Go through the entries below and pick out every line with "this".
%%
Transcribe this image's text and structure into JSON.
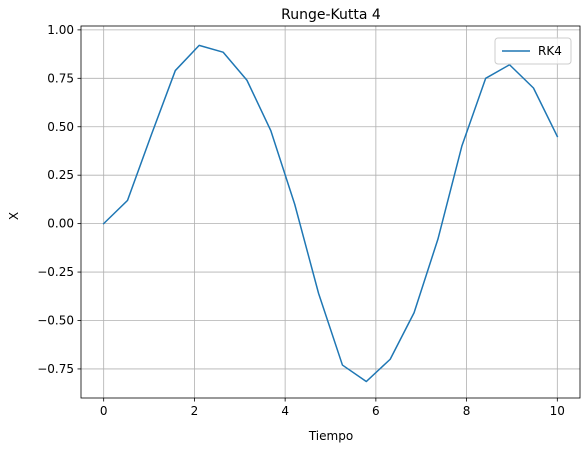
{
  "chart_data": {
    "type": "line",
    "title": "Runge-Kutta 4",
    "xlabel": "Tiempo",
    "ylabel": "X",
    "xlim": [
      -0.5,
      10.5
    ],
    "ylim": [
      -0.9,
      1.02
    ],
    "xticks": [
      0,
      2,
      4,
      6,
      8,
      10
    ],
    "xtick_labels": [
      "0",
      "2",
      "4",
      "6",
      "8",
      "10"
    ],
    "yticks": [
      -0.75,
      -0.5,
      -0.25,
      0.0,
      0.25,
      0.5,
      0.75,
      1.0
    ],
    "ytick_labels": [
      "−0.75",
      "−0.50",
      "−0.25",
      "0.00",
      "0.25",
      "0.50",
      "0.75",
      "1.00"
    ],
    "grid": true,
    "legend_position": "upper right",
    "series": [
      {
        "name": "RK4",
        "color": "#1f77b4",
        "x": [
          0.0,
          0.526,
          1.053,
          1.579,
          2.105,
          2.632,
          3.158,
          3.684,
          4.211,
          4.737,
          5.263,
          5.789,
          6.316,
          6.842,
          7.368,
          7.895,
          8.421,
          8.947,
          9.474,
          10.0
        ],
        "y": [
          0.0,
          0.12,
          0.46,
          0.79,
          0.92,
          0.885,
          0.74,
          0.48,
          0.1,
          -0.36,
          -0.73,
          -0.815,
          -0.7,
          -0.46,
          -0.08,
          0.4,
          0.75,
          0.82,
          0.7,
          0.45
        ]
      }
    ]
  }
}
%%
%%
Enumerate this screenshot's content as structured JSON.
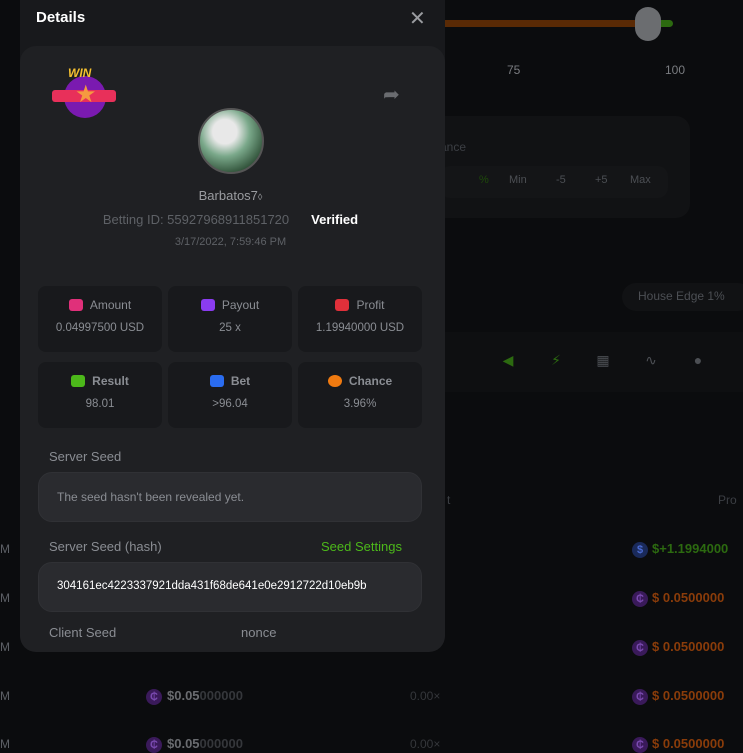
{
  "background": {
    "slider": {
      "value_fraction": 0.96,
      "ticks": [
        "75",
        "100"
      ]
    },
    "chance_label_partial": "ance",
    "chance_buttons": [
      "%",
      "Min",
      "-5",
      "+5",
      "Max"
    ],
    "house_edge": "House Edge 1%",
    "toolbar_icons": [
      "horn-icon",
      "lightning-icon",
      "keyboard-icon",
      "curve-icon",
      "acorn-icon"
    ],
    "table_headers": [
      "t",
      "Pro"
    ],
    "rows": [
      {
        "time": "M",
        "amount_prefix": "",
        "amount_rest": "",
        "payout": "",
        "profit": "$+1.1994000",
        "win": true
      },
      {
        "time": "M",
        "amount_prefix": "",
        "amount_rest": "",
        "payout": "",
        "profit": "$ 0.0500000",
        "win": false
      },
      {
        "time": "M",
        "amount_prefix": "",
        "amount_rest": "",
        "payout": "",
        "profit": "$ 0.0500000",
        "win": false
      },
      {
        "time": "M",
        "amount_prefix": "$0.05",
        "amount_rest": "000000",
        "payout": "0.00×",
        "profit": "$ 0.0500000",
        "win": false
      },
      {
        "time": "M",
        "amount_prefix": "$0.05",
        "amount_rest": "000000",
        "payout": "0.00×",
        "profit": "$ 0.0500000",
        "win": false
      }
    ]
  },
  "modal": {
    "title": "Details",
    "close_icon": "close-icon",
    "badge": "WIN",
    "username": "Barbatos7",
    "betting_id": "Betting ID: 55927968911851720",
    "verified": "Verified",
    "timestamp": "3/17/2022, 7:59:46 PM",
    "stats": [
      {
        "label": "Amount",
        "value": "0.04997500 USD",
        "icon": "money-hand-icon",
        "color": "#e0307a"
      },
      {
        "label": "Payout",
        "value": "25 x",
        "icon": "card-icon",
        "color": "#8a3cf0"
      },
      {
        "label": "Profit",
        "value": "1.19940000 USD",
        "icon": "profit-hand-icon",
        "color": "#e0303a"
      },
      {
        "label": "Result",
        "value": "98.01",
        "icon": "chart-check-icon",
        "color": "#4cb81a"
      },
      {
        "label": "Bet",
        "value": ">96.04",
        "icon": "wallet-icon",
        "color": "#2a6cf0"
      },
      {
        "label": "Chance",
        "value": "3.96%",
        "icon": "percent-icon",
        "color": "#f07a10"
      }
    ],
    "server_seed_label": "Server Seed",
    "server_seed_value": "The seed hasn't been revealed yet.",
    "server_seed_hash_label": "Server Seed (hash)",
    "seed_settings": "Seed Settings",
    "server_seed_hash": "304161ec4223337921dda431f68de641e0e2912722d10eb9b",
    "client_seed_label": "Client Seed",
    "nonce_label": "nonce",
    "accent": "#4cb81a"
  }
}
%%
%%
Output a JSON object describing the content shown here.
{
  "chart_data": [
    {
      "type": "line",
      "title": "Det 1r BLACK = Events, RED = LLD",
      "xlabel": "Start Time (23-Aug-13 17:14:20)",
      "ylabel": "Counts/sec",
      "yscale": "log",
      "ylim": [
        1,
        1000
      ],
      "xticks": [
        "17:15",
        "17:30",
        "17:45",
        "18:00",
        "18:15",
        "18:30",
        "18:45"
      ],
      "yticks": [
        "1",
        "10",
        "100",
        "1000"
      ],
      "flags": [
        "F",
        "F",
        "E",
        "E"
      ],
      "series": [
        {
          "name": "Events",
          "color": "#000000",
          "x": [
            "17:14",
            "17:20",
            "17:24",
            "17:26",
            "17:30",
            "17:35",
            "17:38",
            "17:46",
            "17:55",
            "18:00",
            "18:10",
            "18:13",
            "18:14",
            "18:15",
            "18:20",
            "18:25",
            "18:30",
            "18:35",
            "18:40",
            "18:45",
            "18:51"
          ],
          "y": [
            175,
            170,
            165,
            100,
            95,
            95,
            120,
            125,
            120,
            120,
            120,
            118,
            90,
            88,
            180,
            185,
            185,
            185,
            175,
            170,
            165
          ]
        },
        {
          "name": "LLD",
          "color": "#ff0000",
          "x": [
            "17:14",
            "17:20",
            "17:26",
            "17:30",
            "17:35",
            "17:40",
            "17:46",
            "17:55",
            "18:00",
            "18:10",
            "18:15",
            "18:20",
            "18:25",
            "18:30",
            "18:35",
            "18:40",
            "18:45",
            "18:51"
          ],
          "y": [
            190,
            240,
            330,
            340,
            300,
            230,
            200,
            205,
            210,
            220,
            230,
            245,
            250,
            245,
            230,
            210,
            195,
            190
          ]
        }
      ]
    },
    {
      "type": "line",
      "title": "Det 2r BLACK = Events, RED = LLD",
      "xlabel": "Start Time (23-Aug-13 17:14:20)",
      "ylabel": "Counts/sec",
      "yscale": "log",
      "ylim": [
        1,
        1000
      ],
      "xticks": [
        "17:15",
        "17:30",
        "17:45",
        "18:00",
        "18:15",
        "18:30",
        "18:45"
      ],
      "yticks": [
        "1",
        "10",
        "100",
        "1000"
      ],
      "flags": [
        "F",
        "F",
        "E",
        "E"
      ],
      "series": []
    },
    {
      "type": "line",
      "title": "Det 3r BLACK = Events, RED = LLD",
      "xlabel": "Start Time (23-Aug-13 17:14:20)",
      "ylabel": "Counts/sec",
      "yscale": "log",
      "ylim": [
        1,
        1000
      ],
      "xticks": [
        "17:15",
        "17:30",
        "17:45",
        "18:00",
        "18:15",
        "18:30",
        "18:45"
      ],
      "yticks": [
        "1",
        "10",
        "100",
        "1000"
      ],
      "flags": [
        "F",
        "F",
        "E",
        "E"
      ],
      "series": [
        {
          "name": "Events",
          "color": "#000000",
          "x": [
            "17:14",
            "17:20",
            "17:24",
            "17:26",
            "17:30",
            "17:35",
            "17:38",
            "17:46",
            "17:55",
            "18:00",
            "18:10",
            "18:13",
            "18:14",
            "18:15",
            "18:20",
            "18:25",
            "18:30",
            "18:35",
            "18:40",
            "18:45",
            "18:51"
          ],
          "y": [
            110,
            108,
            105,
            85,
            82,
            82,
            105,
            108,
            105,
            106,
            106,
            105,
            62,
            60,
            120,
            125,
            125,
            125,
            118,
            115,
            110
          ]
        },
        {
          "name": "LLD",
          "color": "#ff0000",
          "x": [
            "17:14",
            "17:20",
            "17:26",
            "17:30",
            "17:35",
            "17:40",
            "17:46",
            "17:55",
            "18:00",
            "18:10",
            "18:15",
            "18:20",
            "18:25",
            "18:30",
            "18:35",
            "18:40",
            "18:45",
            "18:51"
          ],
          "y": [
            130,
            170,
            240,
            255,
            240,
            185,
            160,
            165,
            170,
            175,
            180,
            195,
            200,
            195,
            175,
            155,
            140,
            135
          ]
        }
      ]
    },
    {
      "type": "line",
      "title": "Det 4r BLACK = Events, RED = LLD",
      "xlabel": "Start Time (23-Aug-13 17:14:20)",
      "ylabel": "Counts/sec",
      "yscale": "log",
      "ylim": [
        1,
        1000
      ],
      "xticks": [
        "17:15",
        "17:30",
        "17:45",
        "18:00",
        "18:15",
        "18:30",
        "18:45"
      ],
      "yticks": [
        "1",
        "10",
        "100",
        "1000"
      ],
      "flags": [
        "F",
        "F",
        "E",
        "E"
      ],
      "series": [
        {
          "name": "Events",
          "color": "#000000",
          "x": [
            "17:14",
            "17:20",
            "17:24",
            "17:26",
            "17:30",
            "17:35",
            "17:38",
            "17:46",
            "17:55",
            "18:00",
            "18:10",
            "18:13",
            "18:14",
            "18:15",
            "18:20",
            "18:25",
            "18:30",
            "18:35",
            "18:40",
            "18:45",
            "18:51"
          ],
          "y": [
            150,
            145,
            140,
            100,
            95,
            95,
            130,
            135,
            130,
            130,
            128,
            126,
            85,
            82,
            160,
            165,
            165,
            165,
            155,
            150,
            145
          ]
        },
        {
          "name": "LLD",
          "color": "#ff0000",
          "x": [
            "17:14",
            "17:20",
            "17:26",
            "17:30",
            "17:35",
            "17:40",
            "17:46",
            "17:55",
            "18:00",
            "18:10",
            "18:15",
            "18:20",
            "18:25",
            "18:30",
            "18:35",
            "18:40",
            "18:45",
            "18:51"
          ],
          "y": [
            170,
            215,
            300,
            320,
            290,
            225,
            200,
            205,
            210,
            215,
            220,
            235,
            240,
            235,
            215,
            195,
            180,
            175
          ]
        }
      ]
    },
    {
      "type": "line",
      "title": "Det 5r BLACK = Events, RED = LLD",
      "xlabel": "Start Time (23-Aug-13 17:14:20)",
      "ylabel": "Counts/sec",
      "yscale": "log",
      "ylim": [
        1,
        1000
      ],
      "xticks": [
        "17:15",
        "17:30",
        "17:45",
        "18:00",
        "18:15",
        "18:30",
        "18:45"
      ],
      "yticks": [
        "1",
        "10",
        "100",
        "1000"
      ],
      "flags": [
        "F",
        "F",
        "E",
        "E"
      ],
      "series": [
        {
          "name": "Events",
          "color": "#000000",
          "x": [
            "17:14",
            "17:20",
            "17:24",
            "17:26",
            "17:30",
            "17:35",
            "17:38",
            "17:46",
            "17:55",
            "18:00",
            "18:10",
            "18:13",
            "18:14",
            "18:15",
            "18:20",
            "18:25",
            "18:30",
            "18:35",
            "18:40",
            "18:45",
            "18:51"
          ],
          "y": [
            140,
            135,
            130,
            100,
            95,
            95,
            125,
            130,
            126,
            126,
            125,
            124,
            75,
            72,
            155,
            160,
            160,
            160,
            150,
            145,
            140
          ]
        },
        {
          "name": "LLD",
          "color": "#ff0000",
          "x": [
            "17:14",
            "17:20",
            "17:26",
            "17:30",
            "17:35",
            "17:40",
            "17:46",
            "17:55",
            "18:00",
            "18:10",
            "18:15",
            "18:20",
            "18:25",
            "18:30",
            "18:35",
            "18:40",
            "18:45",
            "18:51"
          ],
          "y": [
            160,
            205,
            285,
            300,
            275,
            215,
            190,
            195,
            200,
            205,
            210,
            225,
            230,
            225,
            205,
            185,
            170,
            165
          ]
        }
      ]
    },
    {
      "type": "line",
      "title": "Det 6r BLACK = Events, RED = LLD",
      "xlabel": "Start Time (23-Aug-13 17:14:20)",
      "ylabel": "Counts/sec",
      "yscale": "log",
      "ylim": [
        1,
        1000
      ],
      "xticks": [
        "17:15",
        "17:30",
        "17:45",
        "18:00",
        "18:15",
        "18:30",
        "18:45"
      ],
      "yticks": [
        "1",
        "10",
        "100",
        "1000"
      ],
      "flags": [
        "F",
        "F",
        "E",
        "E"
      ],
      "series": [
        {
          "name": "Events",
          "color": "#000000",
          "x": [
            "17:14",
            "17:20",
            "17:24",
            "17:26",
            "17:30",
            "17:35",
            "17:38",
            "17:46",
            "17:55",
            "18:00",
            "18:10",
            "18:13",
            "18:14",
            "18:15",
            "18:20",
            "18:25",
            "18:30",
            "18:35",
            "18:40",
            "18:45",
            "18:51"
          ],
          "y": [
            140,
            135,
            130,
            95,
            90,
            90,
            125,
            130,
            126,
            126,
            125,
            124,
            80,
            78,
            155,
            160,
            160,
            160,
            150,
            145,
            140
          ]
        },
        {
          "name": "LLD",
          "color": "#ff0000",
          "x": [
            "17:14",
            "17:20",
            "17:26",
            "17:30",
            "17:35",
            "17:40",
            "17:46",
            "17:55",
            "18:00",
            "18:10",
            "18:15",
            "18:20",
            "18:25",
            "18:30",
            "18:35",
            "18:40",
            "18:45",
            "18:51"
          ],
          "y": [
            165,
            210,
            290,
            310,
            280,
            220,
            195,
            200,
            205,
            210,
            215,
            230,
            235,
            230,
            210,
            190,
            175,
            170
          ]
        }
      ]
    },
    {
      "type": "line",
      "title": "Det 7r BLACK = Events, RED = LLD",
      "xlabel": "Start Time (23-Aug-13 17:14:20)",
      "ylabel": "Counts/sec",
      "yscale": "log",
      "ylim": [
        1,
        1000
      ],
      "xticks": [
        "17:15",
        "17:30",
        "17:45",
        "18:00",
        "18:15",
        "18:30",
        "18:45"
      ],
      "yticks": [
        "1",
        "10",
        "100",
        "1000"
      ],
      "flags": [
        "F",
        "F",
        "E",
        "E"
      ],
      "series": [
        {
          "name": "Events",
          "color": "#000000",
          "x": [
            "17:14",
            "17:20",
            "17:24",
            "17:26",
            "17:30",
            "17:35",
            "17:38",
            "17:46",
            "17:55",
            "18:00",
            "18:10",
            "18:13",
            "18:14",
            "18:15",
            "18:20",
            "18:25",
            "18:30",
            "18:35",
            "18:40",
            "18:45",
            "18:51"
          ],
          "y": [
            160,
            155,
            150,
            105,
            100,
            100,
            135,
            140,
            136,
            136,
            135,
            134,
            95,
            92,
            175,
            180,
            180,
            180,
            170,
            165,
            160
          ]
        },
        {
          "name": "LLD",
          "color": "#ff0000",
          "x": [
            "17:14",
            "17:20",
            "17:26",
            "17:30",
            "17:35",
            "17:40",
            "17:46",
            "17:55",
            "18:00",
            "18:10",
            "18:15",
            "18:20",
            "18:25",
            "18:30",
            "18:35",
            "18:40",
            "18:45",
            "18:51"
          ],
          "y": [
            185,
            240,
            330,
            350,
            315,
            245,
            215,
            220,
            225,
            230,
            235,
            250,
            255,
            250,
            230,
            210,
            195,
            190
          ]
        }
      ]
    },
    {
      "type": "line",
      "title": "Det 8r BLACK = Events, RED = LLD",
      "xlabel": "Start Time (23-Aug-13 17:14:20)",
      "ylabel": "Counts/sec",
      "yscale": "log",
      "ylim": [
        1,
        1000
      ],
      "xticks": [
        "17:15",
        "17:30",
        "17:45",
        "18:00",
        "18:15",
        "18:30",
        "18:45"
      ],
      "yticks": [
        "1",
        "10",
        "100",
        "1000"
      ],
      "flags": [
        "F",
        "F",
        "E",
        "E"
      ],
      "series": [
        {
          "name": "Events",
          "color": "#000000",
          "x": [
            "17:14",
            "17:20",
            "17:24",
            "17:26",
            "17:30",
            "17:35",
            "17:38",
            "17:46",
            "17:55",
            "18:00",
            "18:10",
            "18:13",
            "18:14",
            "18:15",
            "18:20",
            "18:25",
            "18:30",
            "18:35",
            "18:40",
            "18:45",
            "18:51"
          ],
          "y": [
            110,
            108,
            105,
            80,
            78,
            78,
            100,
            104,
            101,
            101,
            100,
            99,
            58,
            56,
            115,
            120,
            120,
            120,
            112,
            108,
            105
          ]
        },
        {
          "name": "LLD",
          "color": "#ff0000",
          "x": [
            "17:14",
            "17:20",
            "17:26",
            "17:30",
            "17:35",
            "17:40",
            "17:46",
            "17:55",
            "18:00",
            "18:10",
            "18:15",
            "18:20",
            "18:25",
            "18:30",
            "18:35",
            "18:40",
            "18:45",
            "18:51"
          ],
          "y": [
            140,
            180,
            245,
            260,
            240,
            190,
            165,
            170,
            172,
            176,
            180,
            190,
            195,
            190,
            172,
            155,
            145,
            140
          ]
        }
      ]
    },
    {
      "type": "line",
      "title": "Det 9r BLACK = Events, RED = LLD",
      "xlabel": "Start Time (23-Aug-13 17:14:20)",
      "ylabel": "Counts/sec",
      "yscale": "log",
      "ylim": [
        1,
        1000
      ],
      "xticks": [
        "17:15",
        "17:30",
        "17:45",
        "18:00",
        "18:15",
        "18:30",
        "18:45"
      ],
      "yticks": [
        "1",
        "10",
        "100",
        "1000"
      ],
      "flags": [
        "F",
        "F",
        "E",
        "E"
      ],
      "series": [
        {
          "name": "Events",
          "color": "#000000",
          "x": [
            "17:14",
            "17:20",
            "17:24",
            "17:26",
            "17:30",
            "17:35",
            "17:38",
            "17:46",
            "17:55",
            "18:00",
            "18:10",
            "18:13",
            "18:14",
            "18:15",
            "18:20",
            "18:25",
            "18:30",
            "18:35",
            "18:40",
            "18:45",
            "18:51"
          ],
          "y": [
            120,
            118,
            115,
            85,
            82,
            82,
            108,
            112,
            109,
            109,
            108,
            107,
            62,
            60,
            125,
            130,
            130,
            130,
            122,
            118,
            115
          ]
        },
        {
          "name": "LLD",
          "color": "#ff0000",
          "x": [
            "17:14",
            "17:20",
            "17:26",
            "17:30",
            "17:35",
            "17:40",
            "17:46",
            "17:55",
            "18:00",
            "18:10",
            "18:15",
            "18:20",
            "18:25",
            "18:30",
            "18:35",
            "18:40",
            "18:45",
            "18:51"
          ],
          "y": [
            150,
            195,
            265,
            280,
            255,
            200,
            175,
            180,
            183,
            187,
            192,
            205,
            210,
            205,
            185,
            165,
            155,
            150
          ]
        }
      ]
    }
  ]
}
%%
RESULT ::
Transcribe this image's text and structure into JSON.
Enumerate this screenshot's content as structured JSON.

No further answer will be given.